Do this — State only the number of lines that include "Peak".

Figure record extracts
-- START --

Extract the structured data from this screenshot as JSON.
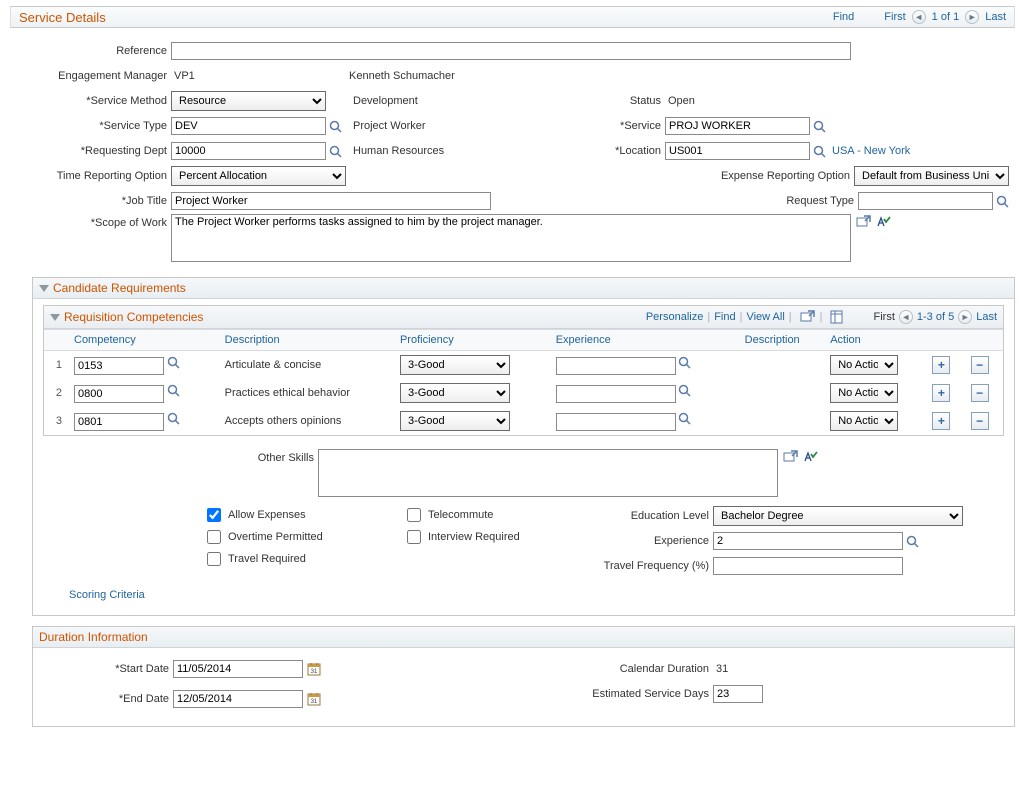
{
  "header": {
    "title": "Service Details",
    "find": "Find",
    "first": "First",
    "page_of": "1 of 1",
    "last": "Last"
  },
  "form": {
    "reference_label": "Reference",
    "reference_value": "",
    "eng_mgr_label": "Engagement Manager",
    "eng_mgr_code": "VP1",
    "eng_mgr_name": "Kenneth Schumacher",
    "service_method_label": "Service Method",
    "service_method_value": "Resource",
    "service_method_desc": "Development",
    "status_label": "Status",
    "status_value": "Open",
    "service_type_label": "Service Type",
    "service_type_value": "DEV",
    "service_type_desc": "Project Worker",
    "service_label": "Service",
    "service_value": "PROJ WORKER",
    "req_dept_label": "Requesting Dept",
    "req_dept_value": "10000",
    "req_dept_desc": "Human Resources",
    "location_label": "Location",
    "location_value": "US001",
    "location_link": "USA - New York",
    "time_opt_label": "Time Reporting Option",
    "time_opt_value": "Percent Allocation",
    "exp_opt_label": "Expense Reporting Option",
    "exp_opt_value": "Default from Business Unit",
    "job_title_label": "Job Title",
    "job_title_value": "Project Worker",
    "req_type_label": "Request Type",
    "req_type_value": "",
    "scope_label": "Scope of Work",
    "scope_value": "The Project Worker performs tasks assigned to him by the project manager."
  },
  "cand_req": {
    "title": "Candidate Requirements"
  },
  "competencies": {
    "title": "Requisition Competencies",
    "personalize": "Personalize",
    "find": "Find",
    "view_all": "View All",
    "first": "First",
    "range": "1-3 of 5",
    "last": "Last",
    "cols": {
      "competency": "Competency",
      "description": "Description",
      "proficiency": "Proficiency",
      "experience": "Experience",
      "description2": "Description",
      "action": "Action"
    },
    "rows": [
      {
        "n": "1",
        "code": "0153",
        "desc": "Articulate & concise",
        "prof": "3-Good",
        "exp": "",
        "desc2": "",
        "action": "No Action"
      },
      {
        "n": "2",
        "code": "0800",
        "desc": "Practices ethical behavior",
        "prof": "3-Good",
        "exp": "",
        "desc2": "",
        "action": "No Action"
      },
      {
        "n": "3",
        "code": "0801",
        "desc": "Accepts others opinions",
        "prof": "3-Good",
        "exp": "",
        "desc2": "",
        "action": "No Action"
      }
    ]
  },
  "skills": {
    "other_skills_label": "Other Skills",
    "other_skills_value": "",
    "allow_expenses": "Allow Expenses",
    "overtime": "Overtime Permitted",
    "travel_req": "Travel Required",
    "telecommute": "Telecommute",
    "interview": "Interview Required",
    "edu_label": "Education Level",
    "edu_value": "Bachelor Degree",
    "exp_label": "Experience",
    "exp_value": "2",
    "travel_freq_label": "Travel Frequency (%)",
    "travel_freq_value": "",
    "scoring": "Scoring Criteria"
  },
  "duration": {
    "title": "Duration Information",
    "start_label": "Start Date",
    "start_value": "11/05/2014",
    "end_label": "End Date",
    "end_value": "12/05/2014",
    "cal_dur_label": "Calendar Duration",
    "cal_dur_value": "31",
    "est_days_label": "Estimated Service Days",
    "est_days_value": "23"
  },
  "colors": {
    "accent": "#cc5500",
    "link": "#21659c"
  }
}
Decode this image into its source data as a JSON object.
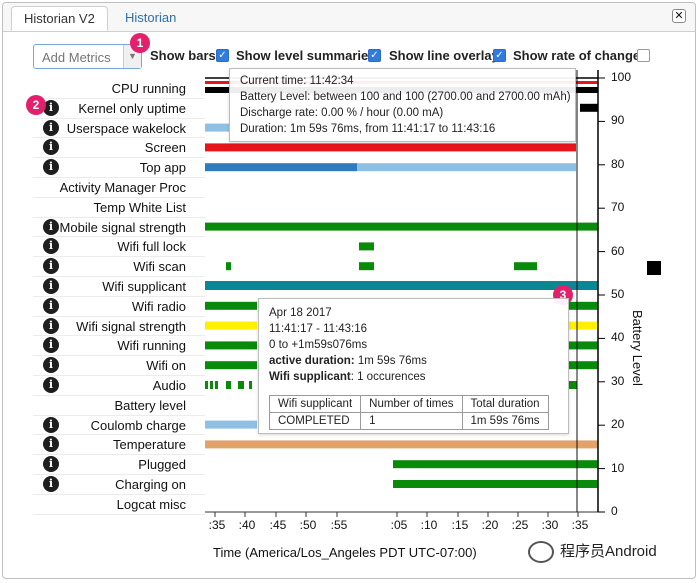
{
  "tabs": [
    {
      "label": "Historian V2",
      "active": true
    },
    {
      "label": "Historian",
      "active": false
    }
  ],
  "close_label": "✕",
  "controls": {
    "add_metrics_placeholder": "Add Metrics",
    "options": [
      {
        "label": "Show bars",
        "checked": true
      },
      {
        "label": "Show level summaries",
        "checked": true
      },
      {
        "label": "Show line overlay",
        "checked": true
      },
      {
        "label": "Show rate of change",
        "checked": false
      }
    ]
  },
  "callouts": [
    "1",
    "2",
    "3"
  ],
  "metrics": [
    {
      "label": "CPU running",
      "info": false
    },
    {
      "label": "Kernel only uptime",
      "info": true
    },
    {
      "label": "Userspace wakelock",
      "info": true
    },
    {
      "label": "Screen",
      "info": true
    },
    {
      "label": "Top app",
      "info": true
    },
    {
      "label": "Activity Manager Proc",
      "info": false
    },
    {
      "label": "Temp White List",
      "info": false
    },
    {
      "label": "Mobile signal strength",
      "info": true
    },
    {
      "label": "Wifi full lock",
      "info": true
    },
    {
      "label": "Wifi scan",
      "info": true
    },
    {
      "label": "Wifi supplicant",
      "info": true
    },
    {
      "label": "Wifi radio",
      "info": true
    },
    {
      "label": "Wifi signal strength",
      "info": true
    },
    {
      "label": "Wifi running",
      "info": true
    },
    {
      "label": "Wifi on",
      "info": true
    },
    {
      "label": "Audio",
      "info": true
    },
    {
      "label": "Battery level",
      "info": false
    },
    {
      "label": "Coulomb charge",
      "info": true
    },
    {
      "label": "Temperature",
      "info": true
    },
    {
      "label": "Plugged",
      "info": true
    },
    {
      "label": "Charging on",
      "info": true
    },
    {
      "label": "Logcat misc",
      "info": false
    }
  ],
  "axes": {
    "x_label": "Time (America/Los_Angeles PDT UTC-07:00)",
    "x_ticks": [
      ":35",
      ":40",
      ":45",
      ":50",
      ":55",
      ":05",
      ":10",
      ":15",
      ":20",
      ":25",
      ":30",
      ":35"
    ],
    "y_label": "Battery Level",
    "y_ticks": [
      "100",
      "90",
      "80",
      "70",
      "60",
      "50",
      "40",
      "30",
      "20",
      "10",
      "0"
    ]
  },
  "tooltip_current": {
    "lines": [
      "Current time: 11:42:34",
      "Battery Level: between 100 and 100 (2700.00 and 2700.00 mAh)",
      "Discharge rate: 0.00 % / hour (0.00 mA)",
      "Duration: 1m 59s 76ms, from 11:41:17 to 11:43:16"
    ]
  },
  "tooltip_supplicant": {
    "date": "Apr 18 2017",
    "time_range": "11:41:17 - 11:43:16",
    "offset": "0 to +1m59s076ms",
    "active_duration_label": "active duration:",
    "active_duration_value": "1m 59s 76ms",
    "count_label": "Wifi supplicant",
    "count_value": ": 1 occurences",
    "table": {
      "headers": [
        "Wifi supplicant",
        "Number of times",
        "Total duration"
      ],
      "rows": [
        [
          "COMPLETED",
          "1",
          "1m 59s 76ms"
        ]
      ]
    }
  },
  "colors": {
    "green": "#0a8a0a",
    "red": "#e8141b",
    "blue": "#2e7bbf",
    "light_blue": "#8ec0e6",
    "teal": "#0b8793",
    "yellow": "#fff000",
    "tan": "#e2a36b",
    "black": "#000000",
    "callout": "#e3206c"
  },
  "watermark": "程序员Android"
}
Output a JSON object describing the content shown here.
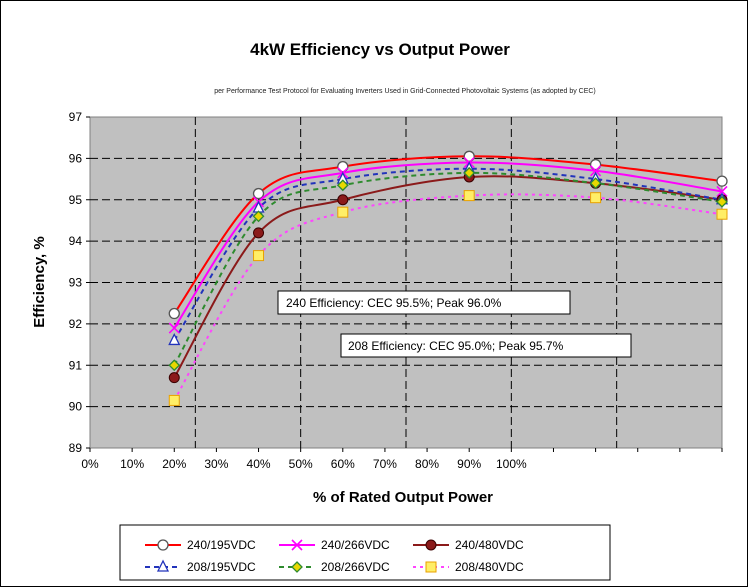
{
  "chart_data": {
    "type": "line",
    "title": "4kW Efficiency vs Output Power",
    "subtitle": "per Performance Test Protocol for Evaluating Inverters Used in Grid-Connected Photovoltaic Systems (as adopted by CEC)",
    "xlabel": "% of Rated Output Power",
    "ylabel": "Efficiency, %",
    "ylim": [
      89,
      97
    ],
    "yticks": [
      "89",
      "90",
      "91",
      "92",
      "93",
      "94",
      "95",
      "96",
      "97"
    ],
    "xticks": [
      "0%",
      "10%",
      "20%",
      "30%",
      "40%",
      "50%",
      "60%",
      "70%",
      "80%",
      "90%",
      "100%"
    ],
    "grid": true,
    "x": [
      20,
      40,
      60,
      90,
      120,
      150
    ],
    "series": [
      {
        "name": "240/195VDC",
        "color": "#ff0000",
        "marker": "circle",
        "dash": "",
        "values": [
          92.25,
          95.15,
          95.8,
          96.05,
          95.85,
          95.45
        ]
      },
      {
        "name": "240/266VDC",
        "color": "#ff00ff",
        "marker": "x",
        "dash": "",
        "values": [
          91.9,
          94.95,
          95.65,
          95.9,
          95.7,
          95.2
        ]
      },
      {
        "name": "240/480VDC",
        "color": "#8b1a1a",
        "marker": "dot",
        "dash": "",
        "values": [
          90.7,
          94.2,
          95.0,
          95.55,
          95.4,
          95.0
        ]
      },
      {
        "name": "208/195VDC",
        "color": "#2233bb",
        "marker": "triangle",
        "dash": "5,4",
        "values": [
          91.6,
          94.8,
          95.5,
          95.75,
          95.5,
          95.0
        ]
      },
      {
        "name": "208/266VDC",
        "color": "#2e8b2e",
        "marker": "diamond",
        "dash": "5,4",
        "values": [
          91.0,
          94.6,
          95.35,
          95.65,
          95.4,
          94.95
        ]
      },
      {
        "name": "208/480VDC",
        "color": "#ff44ff",
        "marker": "square",
        "dash": "3,4",
        "values": [
          90.15,
          93.65,
          94.7,
          95.1,
          95.05,
          94.65
        ]
      }
    ],
    "annotations": [
      "240 Efficiency: CEC 95.5%; Peak 96.0%",
      "208 Efficiency: CEC 95.0%; Peak 95.7%"
    ]
  }
}
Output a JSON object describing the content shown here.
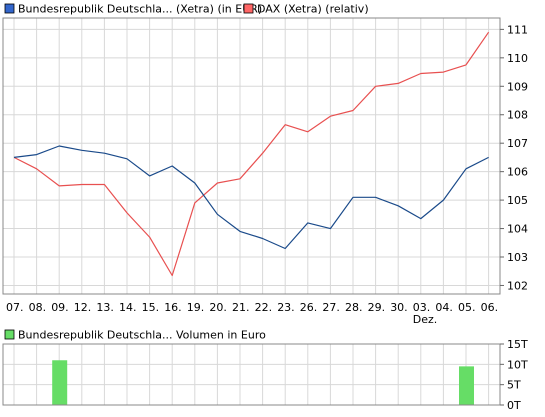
{
  "colors": {
    "primary_series": "#1a4a8a",
    "primary_legend": "#3366cc",
    "secondary_series": "#e85050",
    "secondary_legend": "#ff6666",
    "volume_bar": "#66dd66",
    "grid": "#d8d8d8",
    "frame": "#888888"
  },
  "chart_data": [
    {
      "type": "line",
      "legend_position": "top-left",
      "series": [
        {
          "name": "Bundesrepublik Deutschla... (Xetra) (in EUR)",
          "values": [
            106.5,
            106.6,
            106.9,
            106.75,
            106.65,
            106.45,
            105.85,
            106.2,
            105.6,
            104.5,
            103.9,
            103.65,
            103.3,
            104.2,
            104.0,
            105.1,
            105.1,
            104.8,
            104.35,
            105.0,
            106.1,
            106.5
          ]
        },
        {
          "name": "DAX (Xetra) (relativ)",
          "values": [
            106.5,
            106.1,
            105.5,
            105.55,
            105.55,
            104.55,
            103.7,
            102.35,
            104.9,
            105.6,
            105.75,
            106.65,
            107.65,
            107.4,
            107.95,
            108.15,
            109.0,
            109.1,
            109.45,
            109.5,
            109.75,
            110.9
          ]
        }
      ],
      "categories": [
        "07.",
        "08.",
        "09.",
        "12.",
        "13.",
        "14.",
        "15.",
        "16.",
        "19.",
        "20.",
        "21.",
        "22.",
        "23.",
        "26.",
        "27.",
        "28.",
        "29.",
        "30.",
        "03.",
        "04.",
        "05.",
        "06."
      ],
      "month_label": "Dez.",
      "month_label_index": 18,
      "y_ticks": [
        102,
        103,
        104,
        105,
        106,
        107,
        108,
        109,
        110,
        111
      ],
      "ylim": [
        101.7,
        111.4
      ],
      "grid": true
    },
    {
      "type": "bar",
      "legend_position": "top-left",
      "series": [
        {
          "name": "Bundesrepublik Deutschla... Volumen in Euro",
          "values": [
            0,
            0,
            11,
            0,
            0,
            0,
            0,
            0,
            0,
            0,
            0,
            0,
            0,
            0,
            0,
            0,
            0,
            0,
            0,
            0,
            9.5,
            0
          ]
        }
      ],
      "y_ticks": [
        "0T",
        "5T",
        "10T",
        "15T"
      ],
      "y_tick_values": [
        0,
        5,
        10,
        15
      ],
      "ylim": [
        0,
        15
      ],
      "grid": true
    }
  ]
}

-- END --

Output for this task — 2